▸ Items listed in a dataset
begin
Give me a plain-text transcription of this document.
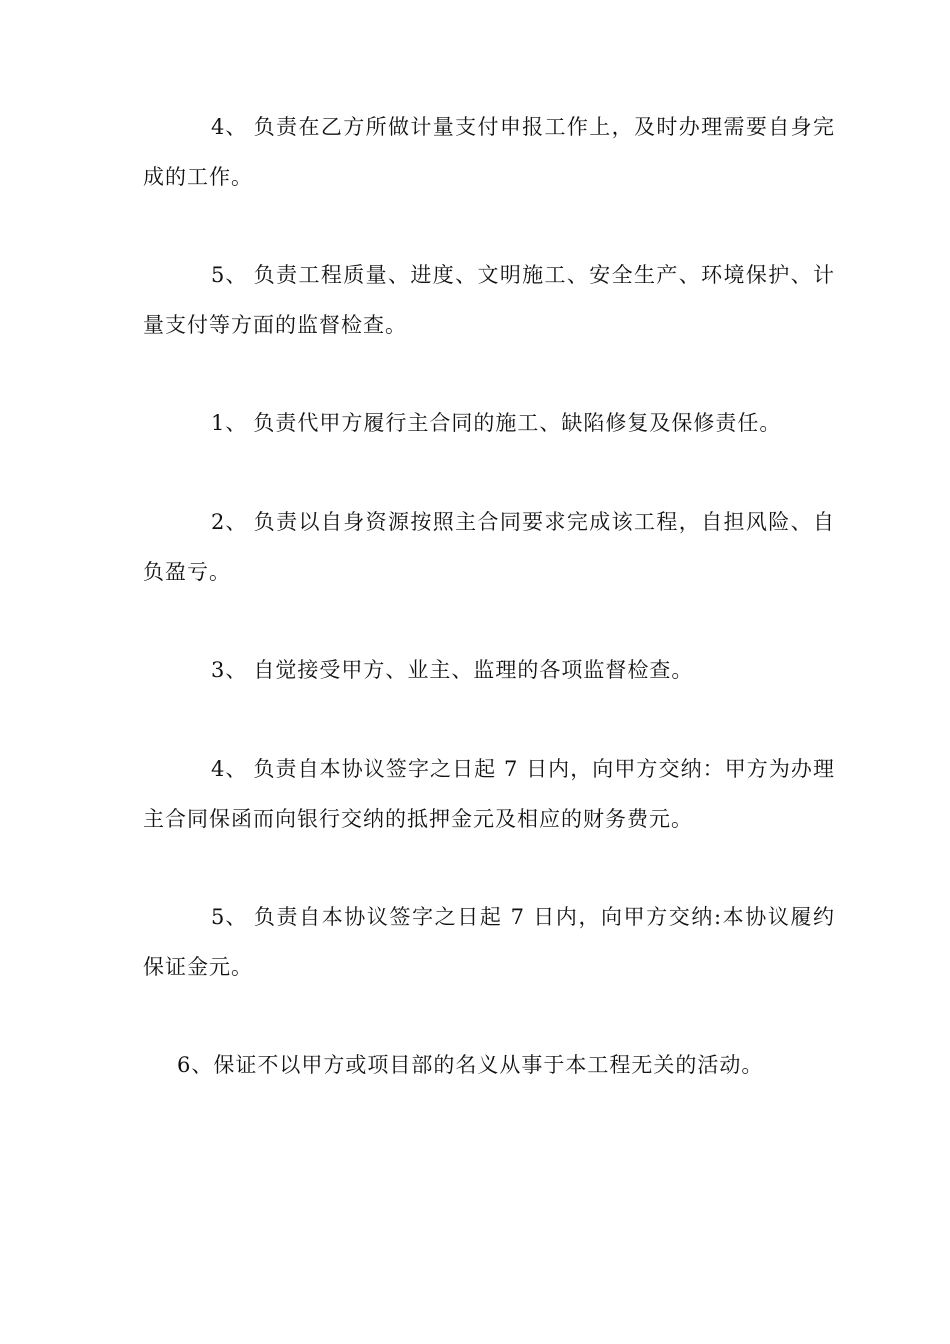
4、 负责在乙方所做计量支付申报工作上，及时办理需要自身完成的工作。

5、 负责工程质量、进度、文明施工、安全生产、环境保护、计量支付等方面的监督检查。

1、 负责代甲方履行主合同的施工、缺陷修复及保修责任。

2、 负责以自身资源按照主合同要求完成该工程，自担风险、自负盈亏。

3、 自觉接受甲方、业主、监理的各项监督检查。

4、 负责自本协议签字之日起 7 日内，向甲方交纳：甲方为办理主合同保函而向银行交纳的抵押金元及相应的财务费元。

5、 负责自本协议签字之日起 7 日内，向甲方交纳:本协议履约保证金元。

6、保证不以甲方或项目部的名义从事于本工程无关的活动。
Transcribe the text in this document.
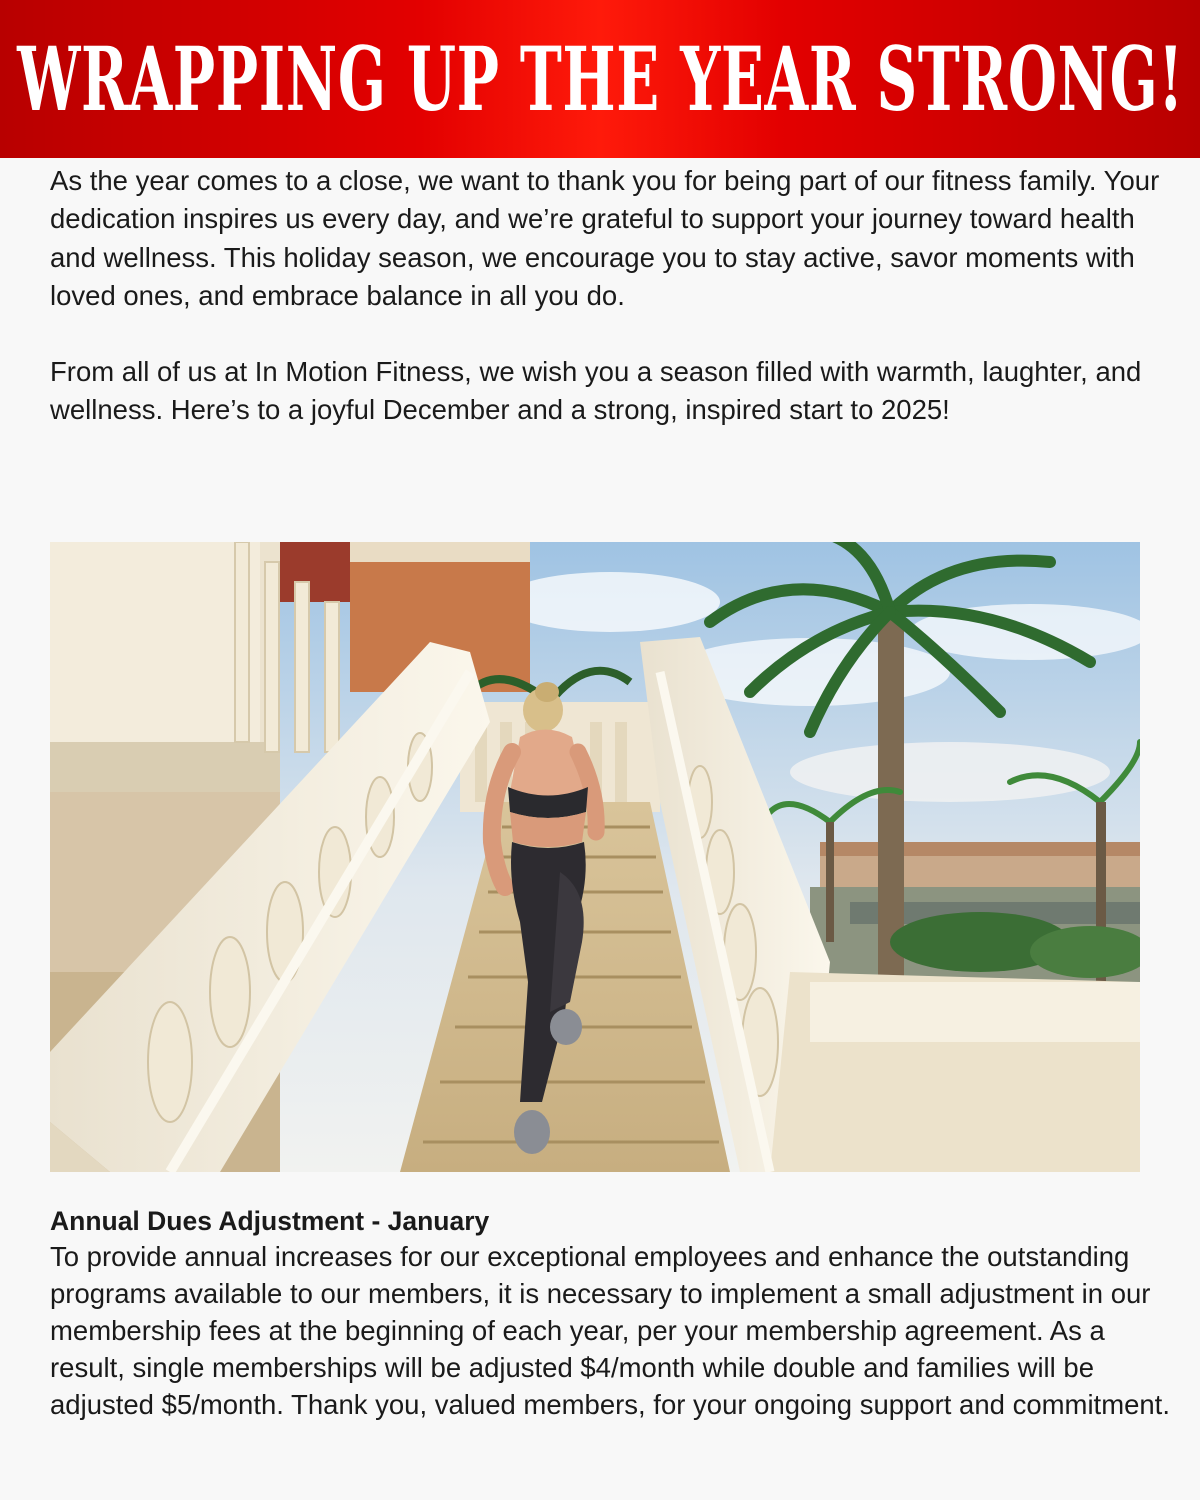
WRAPPING UP THE YEAR STRONG!

As the year comes to a close, we want to thank you for being part of our fitness family. Your dedication inspires us every day, and we’re grateful to support your journey toward health and wellness. This holiday season, we encourage you to stay active, savor moments with loved ones, and embrace balance in all you do.

From all of us at In Motion Fitness, we wish you a season filled with warmth, laughter, and wellness. Here’s to a joyful December and a strong, inspired start to 2025!

Annual Dues Adjustment - January

To provide annual increases for our exceptional employees and enhance the outstanding programs available to our members, it is necessary to implement a small adjustment in our membership fees at the beginning of each year, per your membership agreement. As a result, single memberships will be adjusted $4/month while double and families will be adjusted $5/month. Thank you, valued members, for your ongoing support and commitment.
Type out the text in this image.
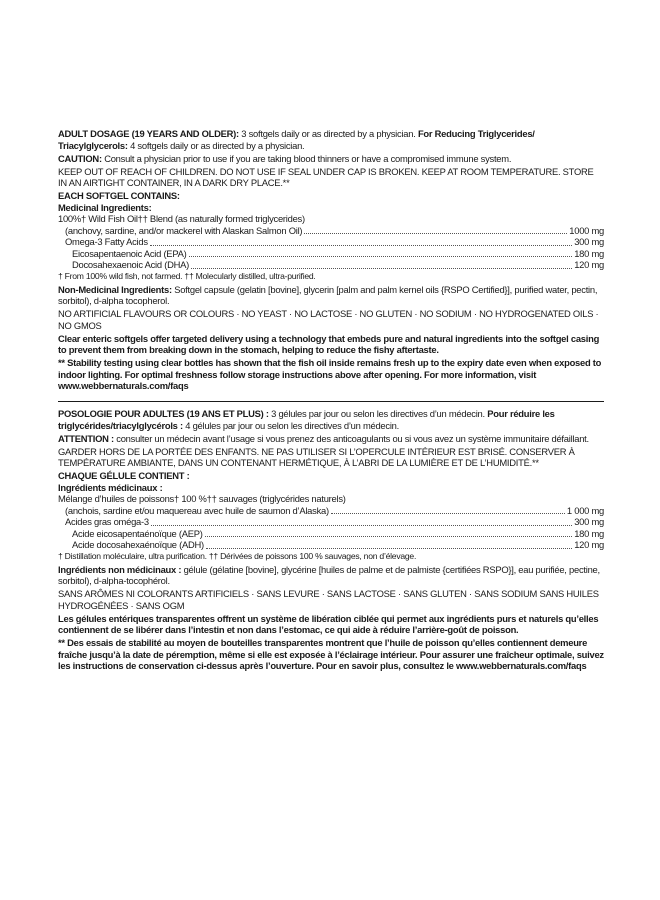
ADULT DOSAGE (19 YEARS AND OLDER): 3 softgels daily or as directed by a physician. For Reducing Triglycerides/ Triacylglycerols: 4 softgels daily or as directed by a physician.

CAUTION: Consult a physician prior to use if you are taking blood thinners or have a compromised immune system.

KEEP OUT OF REACH OF CHILDREN. DO NOT USE IF SEAL UNDER CAP IS BROKEN. KEEP AT ROOM TEMPERATURE. STORE IN AN AIRTIGHT CONTAINER, IN A DARK DRY PLACE.**

EACH SOFTGEL CONTAINS:

Medicinal Ingredients:

100%† Wild Fish Oil†† Blend (as naturally formed triglycerides)

(anchovy, sardine, and/or mackerel with Alaskan Salmon Oil)	1000 mg
Omega-3 Fatty Acids	300 mg
Eicosapentaenoic Acid (EPA)	180 mg
Docosahexaenoic Acid (DHA)	120 mg

† From 100% wild fish, not farmed. †† Molecularly distilled, ultra-purified.

Non-Medicinal Ingredients: Softgel capsule (gelatin [bovine], glycerin [palm and palm kernel oils {RSPO Certified}], purified water, pectin, sorbitol), d-alpha tocopherol.

NO ARTIFICIAL FLAVOURS OR COLOURS · NO YEAST · NO LACTOSE · NO GLUTEN · NO SODIUM · NO HYDROGENATED OILS · NO GMOS

Clear enteric softgels offer targeted delivery using a technology that embeds pure and natural ingredients into the softgel casing to prevent them from breaking down in the stomach, helping to reduce the fishy aftertaste.

** Stability testing using clear bottles has shown that the fish oil inside remains fresh up to the expiry date even when exposed to indoor lighting. For optimal freshness follow storage instructions above after opening. For more information, visit www.webbernaturals.com/faqs

POSOLOGIE POUR ADULTES (19 ANS ET PLUS) : 3 gélules par jour ou selon les directives d’un médecin. Pour réduire les triglycérides/triacylglycérols : 4 gélules par jour ou selon les directives d’un médecin.

ATTENTION : consulter un médecin avant l’usage si vous prenez des anticoagulants ou si vous avez un système immunitaire défaillant.

GARDER HORS DE LA PORTÉE DES ENFANTS. NE PAS UTILISER SI L’OPERCULE INTÉRIEUR EST BRISÉ. CONSERVER À TEMPÉRATURE AMBIANTE, DANS UN CONTENANT HERMÉTIQUE, À L’ABRI DE LA LUMIÈRE ET DE L’HUMIDITÉ.**

CHAQUE GÉLULE CONTIENT :

Ingrédients médicinaux :

Mélange d’huiles de poissons† 100 %†† sauvages (triglycérides naturels)

(anchois, sardine et/ou maquereau avec huile de saumon d’Alaska)	1 000 mg
Acides gras oméga-3	300 mg
Acide eicosapentaénoïque (AEP)	180 mg
Acide docosahexaénoïque (ADH)	120 mg

† Distillation moléculaire, ultra purification. †† Dérivées de poissons 100 % sauvages, non d’élevage.

Ingrédients non médicinaux : gélule (gélatine [bovine], glycérine [huiles de palme et de palmiste {certifiées RSPO}], eau purifiée, pectine, sorbitol), d-alpha-tocophérol.

SANS ARÔMES NI COLORANTS ARTIFICIELS · SANS LEVURE · SANS LACTOSE · SANS GLUTEN · SANS SODIUM SANS HUILES HYDROGÉNÉES · SANS OGM

Les gélules entériques transparentes offrent un système de libération ciblée qui permet aux ingrédients purs et naturels qu’elles contiennent de se libérer dans l’intestin et non dans l’estomac, ce qui aide à réduire l’arrière-goût de poisson.

** Des essais de stabilité au moyen de bouteilles transparentes montrent que l’huile de poisson qu’elles contiennent demeure fraîche jusqu’à la date de péremption, même si elle est exposée à l’éclairage intérieur. Pour assurer une fraîcheur optimale, suivez les instructions de conservation ci-dessus après l’ouverture. Pour en savoir plus, consultez le www.webbernaturals.com/faqs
end
▸ GIVEN PROBLEM
Copy each line holding the word "physician" from the listing above.

▸ TASK OUTPUT
ADULT DOSAGE (19 YEARS AND OLDER): 3 softgels daily or as directed by a physician. For Reducing Triglycerides/ Triacylglycerols: 4 softgels daily or as directed by a physician.
CAUTION: Consult a physician prior to use if you are taking blood thinners or have a compromised immune system.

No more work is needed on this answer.